■ **YOUR OBJECTIVE**: Lift out all lines below that contain "ylabel".

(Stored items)

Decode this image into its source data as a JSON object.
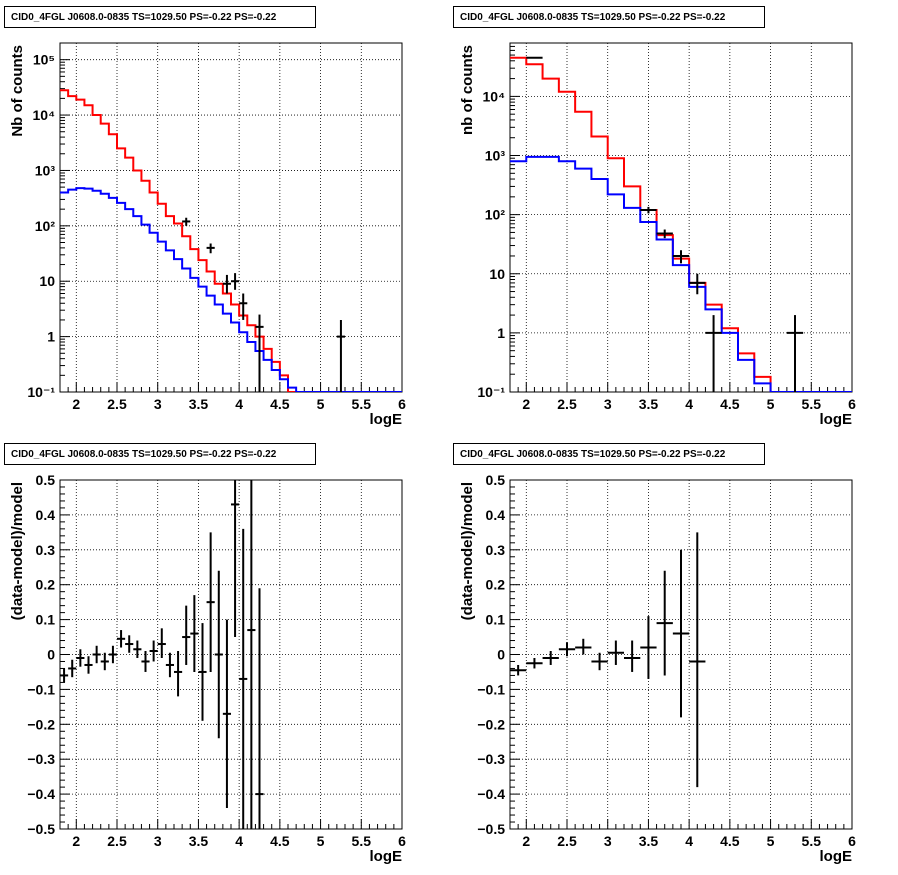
{
  "chart_data": [
    {
      "type": "line",
      "title": "CID0_4FGL J0608.0-0835 TS=1029.50 PS=-0.22 PS=-0.22",
      "xlabel": "logE",
      "ylabel": "Nb of counts",
      "xlim": [
        1.8,
        6
      ],
      "ylim": [
        0.1,
        200000
      ],
      "yscale": "log",
      "grid": true,
      "xticks": [
        2,
        2.5,
        3,
        3.5,
        4,
        4.5,
        5,
        5.5,
        6
      ],
      "xtick_labels": [
        "2",
        "2.5",
        "3",
        "3.5",
        "4",
        "4.5",
        "5",
        "5.5",
        "6"
      ],
      "yticks": [
        0.1,
        1,
        10,
        100,
        1000,
        10000,
        100000
      ],
      "ytick_labels": [
        "10⁻¹",
        "1",
        "10",
        "10²",
        "10³",
        "10⁴",
        "10⁵"
      ],
      "series": [
        {
          "color": "#ff0000",
          "style": "step",
          "edges": [
            1.8,
            1.9,
            2.0,
            2.1,
            2.2,
            2.3,
            2.4,
            2.5,
            2.6,
            2.7,
            2.8,
            2.9,
            3.0,
            3.1,
            3.2,
            3.3,
            3.4,
            3.5,
            3.6,
            3.7,
            3.8,
            3.9,
            4.0,
            4.1,
            4.2,
            4.3,
            4.4,
            4.5,
            4.6,
            4.7,
            4.8,
            4.9,
            5.0,
            5.1,
            5.2,
            5.3,
            5.4,
            5.5,
            5.6,
            5.7,
            5.8,
            5.9,
            6.0
          ],
          "values": [
            28000,
            22000,
            19000,
            15000,
            10000,
            7000,
            4500,
            2500,
            1700,
            1000,
            650,
            400,
            250,
            150,
            110,
            65,
            38,
            24,
            15,
            9,
            6,
            3.8,
            2.4,
            1.6,
            1.0,
            0.6,
            0.35,
            0.2,
            0.1,
            0.1,
            0.1,
            0.1,
            0.1,
            0.1,
            0.1,
            0.1,
            0.1,
            0.1,
            0.1,
            0.1,
            0.1,
            0.1
          ]
        },
        {
          "color": "#0000ff",
          "style": "step",
          "edges": [
            1.8,
            1.9,
            2.0,
            2.1,
            2.2,
            2.3,
            2.4,
            2.5,
            2.6,
            2.7,
            2.8,
            2.9,
            3.0,
            3.1,
            3.2,
            3.3,
            3.4,
            3.5,
            3.6,
            3.7,
            3.8,
            3.9,
            4.0,
            4.1,
            4.2,
            4.3,
            4.4,
            4.5,
            4.6,
            4.7,
            4.8,
            4.9,
            5.0,
            5.1,
            5.2,
            5.3,
            5.4,
            5.5,
            5.6,
            5.7,
            5.8,
            5.9,
            6.0
          ],
          "values": [
            400,
            450,
            480,
            470,
            430,
            380,
            320,
            260,
            200,
            150,
            105,
            75,
            52,
            36,
            25,
            17,
            11.5,
            8,
            5.5,
            3.8,
            2.6,
            1.8,
            1.2,
            0.8,
            0.55,
            0.38,
            0.25,
            0.17,
            0.12,
            0.1,
            0.1,
            0.1,
            0.1,
            0.1,
            0.1,
            0.1,
            0.1,
            0.1,
            0.1,
            0.1,
            0.1,
            0.1
          ]
        },
        {
          "color": "#000000",
          "style": "errorbar",
          "points": [
            {
              "x": 3.35,
              "y": 120,
              "xerr": 0.05,
              "ylo": 100,
              "yhi": 140
            },
            {
              "x": 3.65,
              "y": 40,
              "xerr": 0.05,
              "ylo": 32,
              "yhi": 48
            },
            {
              "x": 3.85,
              "y": 9,
              "xerr": 0.05,
              "ylo": 6,
              "yhi": 13
            },
            {
              "x": 3.95,
              "y": 10,
              "xerr": 0.05,
              "ylo": 7,
              "yhi": 14
            },
            {
              "x": 4.05,
              "y": 4,
              "xerr": 0.05,
              "ylo": 2,
              "yhi": 6
            },
            {
              "x": 4.25,
              "y": 1.5,
              "xerr": 0.05,
              "ylo": 0.1,
              "yhi": 2.5
            },
            {
              "x": 5.25,
              "y": 1,
              "xerr": 0.05,
              "ylo": 0.1,
              "yhi": 2
            }
          ]
        }
      ]
    },
    {
      "type": "line",
      "title": "CID0_4FGL J0608.0-0835 TS=1029.50 PS=-0.22 PS=-0.22",
      "xlabel": "logE",
      "ylabel": "nb of counts",
      "xlim": [
        1.8,
        6
      ],
      "ylim": [
        0.1,
        80000
      ],
      "yscale": "log",
      "grid": true,
      "xticks": [
        2,
        2.5,
        3,
        3.5,
        4,
        4.5,
        5,
        5.5,
        6
      ],
      "xtick_labels": [
        "2",
        "2.5",
        "3",
        "3.5",
        "4",
        "4.5",
        "5",
        "5.5",
        "6"
      ],
      "yticks": [
        0.1,
        1,
        10,
        100,
        1000,
        10000
      ],
      "ytick_labels": [
        "10⁻¹",
        "1",
        "10",
        "10²",
        "10³",
        "10⁴"
      ],
      "series": [
        {
          "color": "#ff0000",
          "style": "step",
          "edges": [
            1.8,
            2.0,
            2.2,
            2.4,
            2.6,
            2.8,
            3.0,
            3.2,
            3.4,
            3.6,
            3.8,
            4.0,
            4.2,
            4.4,
            4.6,
            4.8,
            5.0,
            5.2,
            5.4,
            5.6,
            5.8,
            6.0
          ],
          "values": [
            45000,
            35000,
            20000,
            12000,
            5500,
            2100,
            900,
            300,
            120,
            45,
            18,
            7,
            3,
            1.2,
            0.45,
            0.18,
            0.1,
            0.1,
            0.1,
            0.1,
            0.1
          ]
        },
        {
          "color": "#0000ff",
          "style": "step",
          "edges": [
            1.8,
            2.0,
            2.2,
            2.4,
            2.6,
            2.8,
            3.0,
            3.2,
            3.4,
            3.6,
            3.8,
            4.0,
            4.2,
            4.4,
            4.6,
            4.8,
            5.0,
            5.2,
            5.4,
            5.6,
            5.8,
            6.0
          ],
          "values": [
            800,
            950,
            950,
            800,
            600,
            400,
            220,
            130,
            75,
            38,
            14,
            6,
            2.5,
            1.0,
            0.35,
            0.14,
            0.1,
            0.1,
            0.1,
            0.1,
            0.1
          ]
        },
        {
          "color": "#000000",
          "style": "errorbar",
          "points": [
            {
              "x": 2.1,
              "y": 45000,
              "xerr": 0.1,
              "ylo": 44000,
              "yhi": 46000
            },
            {
              "x": 3.5,
              "y": 120,
              "xerr": 0.1,
              "ylo": 105,
              "yhi": 135
            },
            {
              "x": 3.7,
              "y": 48,
              "xerr": 0.1,
              "ylo": 40,
              "yhi": 56
            },
            {
              "x": 3.9,
              "y": 20,
              "xerr": 0.1,
              "ylo": 15,
              "yhi": 25
            },
            {
              "x": 4.1,
              "y": 7,
              "xerr": 0.1,
              "ylo": 4.5,
              "yhi": 10
            },
            {
              "x": 4.3,
              "y": 1,
              "xerr": 0.1,
              "ylo": 0.1,
              "yhi": 2
            },
            {
              "x": 5.3,
              "y": 1,
              "xerr": 0.1,
              "ylo": 0.1,
              "yhi": 2
            }
          ]
        }
      ]
    },
    {
      "type": "scatter",
      "title": "CID0_4FGL J0608.0-0835 TS=1029.50 PS=-0.22 PS=-0.22",
      "xlabel": "logE",
      "ylabel": "(data-model)/model",
      "xlim": [
        1.8,
        6
      ],
      "ylim": [
        -0.5,
        0.5
      ],
      "grid": true,
      "xticks": [
        2,
        2.5,
        3,
        3.5,
        4,
        4.5,
        5,
        5.5,
        6
      ],
      "xtick_labels": [
        "2",
        "2.5",
        "3",
        "3.5",
        "4",
        "4.5",
        "5",
        "5.5",
        "6"
      ],
      "yticks": [
        -0.5,
        -0.4,
        -0.3,
        -0.2,
        -0.1,
        0,
        0.1,
        0.2,
        0.3,
        0.4,
        0.5
      ],
      "ytick_labels": [
        "−0.5",
        "−0.4",
        "−0.3",
        "−0.2",
        "−0.1",
        "0",
        "0.1",
        "0.2",
        "0.3",
        "0.4",
        "0.5"
      ],
      "series": [
        {
          "color": "#000000",
          "style": "errorbar",
          "points": [
            {
              "x": 1.85,
              "y": -0.06,
              "xerr": 0.05,
              "ylo": -0.08,
              "yhi": -0.04
            },
            {
              "x": 1.95,
              "y": -0.04,
              "xerr": 0.05,
              "ylo": -0.065,
              "yhi": -0.015
            },
            {
              "x": 2.05,
              "y": -0.01,
              "xerr": 0.05,
              "ylo": -0.035,
              "yhi": 0.015
            },
            {
              "x": 2.15,
              "y": -0.03,
              "xerr": 0.05,
              "ylo": -0.055,
              "yhi": -0.005
            },
            {
              "x": 2.25,
              "y": 0.0,
              "xerr": 0.05,
              "ylo": -0.025,
              "yhi": 0.025
            },
            {
              "x": 2.35,
              "y": -0.02,
              "xerr": 0.05,
              "ylo": -0.045,
              "yhi": 0.005
            },
            {
              "x": 2.45,
              "y": 0.0,
              "xerr": 0.05,
              "ylo": -0.025,
              "yhi": 0.025
            },
            {
              "x": 2.55,
              "y": 0.045,
              "xerr": 0.05,
              "ylo": 0.02,
              "yhi": 0.07
            },
            {
              "x": 2.65,
              "y": 0.03,
              "xerr": 0.05,
              "ylo": 0.005,
              "yhi": 0.055
            },
            {
              "x": 2.75,
              "y": 0.015,
              "xerr": 0.05,
              "ylo": -0.01,
              "yhi": 0.04
            },
            {
              "x": 2.85,
              "y": -0.02,
              "xerr": 0.05,
              "ylo": -0.05,
              "yhi": 0.01
            },
            {
              "x": 2.95,
              "y": 0.01,
              "xerr": 0.05,
              "ylo": -0.02,
              "yhi": 0.04
            },
            {
              "x": 3.05,
              "y": 0.03,
              "xerr": 0.05,
              "ylo": -0.01,
              "yhi": 0.075
            },
            {
              "x": 3.15,
              "y": -0.03,
              "xerr": 0.05,
              "ylo": -0.065,
              "yhi": 0.005
            },
            {
              "x": 3.25,
              "y": -0.05,
              "xerr": 0.05,
              "ylo": -0.12,
              "yhi": 0.01
            },
            {
              "x": 3.35,
              "y": 0.05,
              "xerr": 0.05,
              "ylo": -0.03,
              "yhi": 0.14
            },
            {
              "x": 3.45,
              "y": 0.06,
              "xerr": 0.05,
              "ylo": -0.05,
              "yhi": 0.17
            },
            {
              "x": 3.55,
              "y": -0.05,
              "xerr": 0.05,
              "ylo": -0.19,
              "yhi": 0.09
            },
            {
              "x": 3.65,
              "y": 0.15,
              "xerr": 0.05,
              "ylo": -0.05,
              "yhi": 0.35
            },
            {
              "x": 3.75,
              "y": 0.0,
              "xerr": 0.05,
              "ylo": -0.24,
              "yhi": 0.24
            },
            {
              "x": 3.85,
              "y": -0.17,
              "xerr": 0.05,
              "ylo": -0.44,
              "yhi": 0.1
            },
            {
              "x": 3.95,
              "y": 0.43,
              "xerr": 0.05,
              "ylo": 0.05,
              "yhi": 0.5
            },
            {
              "x": 4.05,
              "y": -0.07,
              "xerr": 0.05,
              "ylo": -0.5,
              "yhi": 0.36
            },
            {
              "x": 4.15,
              "y": 0.07,
              "xerr": 0.05,
              "ylo": -0.5,
              "yhi": 0.5
            },
            {
              "x": 4.25,
              "y": -0.4,
              "xerr": 0.05,
              "ylo": -0.5,
              "yhi": 0.19
            }
          ]
        }
      ]
    },
    {
      "type": "scatter",
      "title": "CID0_4FGL J0608.0-0835 TS=1029.50 PS=-0.22 PS=-0.22",
      "xlabel": "logE",
      "ylabel": "(data-model)/model",
      "xlim": [
        1.8,
        6
      ],
      "ylim": [
        -0.5,
        0.5
      ],
      "grid": true,
      "xticks": [
        2,
        2.5,
        3,
        3.5,
        4,
        4.5,
        5,
        5.5,
        6
      ],
      "xtick_labels": [
        "2",
        "2.5",
        "3",
        "3.5",
        "4",
        "4.5",
        "5",
        "5.5",
        "6"
      ],
      "yticks": [
        -0.5,
        -0.4,
        -0.3,
        -0.2,
        -0.1,
        0,
        0.1,
        0.2,
        0.3,
        0.4,
        0.5
      ],
      "ytick_labels": [
        "−0.5",
        "−0.4",
        "−0.3",
        "−0.2",
        "−0.1",
        "0",
        "0.1",
        "0.2",
        "0.3",
        "0.4",
        "0.5"
      ],
      "series": [
        {
          "color": "#000000",
          "style": "errorbar",
          "points": [
            {
              "x": 1.9,
              "y": -0.045,
              "xerr": 0.1,
              "ylo": -0.06,
              "yhi": -0.03
            },
            {
              "x": 2.1,
              "y": -0.025,
              "xerr": 0.1,
              "ylo": -0.04,
              "yhi": -0.01
            },
            {
              "x": 2.3,
              "y": -0.01,
              "xerr": 0.1,
              "ylo": -0.03,
              "yhi": 0.01
            },
            {
              "x": 2.5,
              "y": 0.015,
              "xerr": 0.1,
              "ylo": -0.005,
              "yhi": 0.035
            },
            {
              "x": 2.7,
              "y": 0.02,
              "xerr": 0.1,
              "ylo": 0.0,
              "yhi": 0.045
            },
            {
              "x": 2.9,
              "y": -0.02,
              "xerr": 0.1,
              "ylo": -0.045,
              "yhi": 0.005
            },
            {
              "x": 3.1,
              "y": 0.005,
              "xerr": 0.1,
              "ylo": -0.03,
              "yhi": 0.04
            },
            {
              "x": 3.3,
              "y": -0.01,
              "xerr": 0.1,
              "ylo": -0.05,
              "yhi": 0.04
            },
            {
              "x": 3.5,
              "y": 0.02,
              "xerr": 0.1,
              "ylo": -0.07,
              "yhi": 0.11
            },
            {
              "x": 3.7,
              "y": 0.09,
              "xerr": 0.1,
              "ylo": -0.06,
              "yhi": 0.24
            },
            {
              "x": 3.9,
              "y": 0.06,
              "xerr": 0.1,
              "ylo": -0.18,
              "yhi": 0.3
            },
            {
              "x": 4.1,
              "y": -0.02,
              "xerr": 0.1,
              "ylo": -0.38,
              "yhi": 0.35
            }
          ]
        }
      ]
    }
  ]
}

■ **ANSWER FOR THE TASK**:
      "ylabel": "Nb of counts",
      "ylabel": "nb of counts",
      "ylabel": "(data-model)/model",
      "ylabel": "(data-model)/model",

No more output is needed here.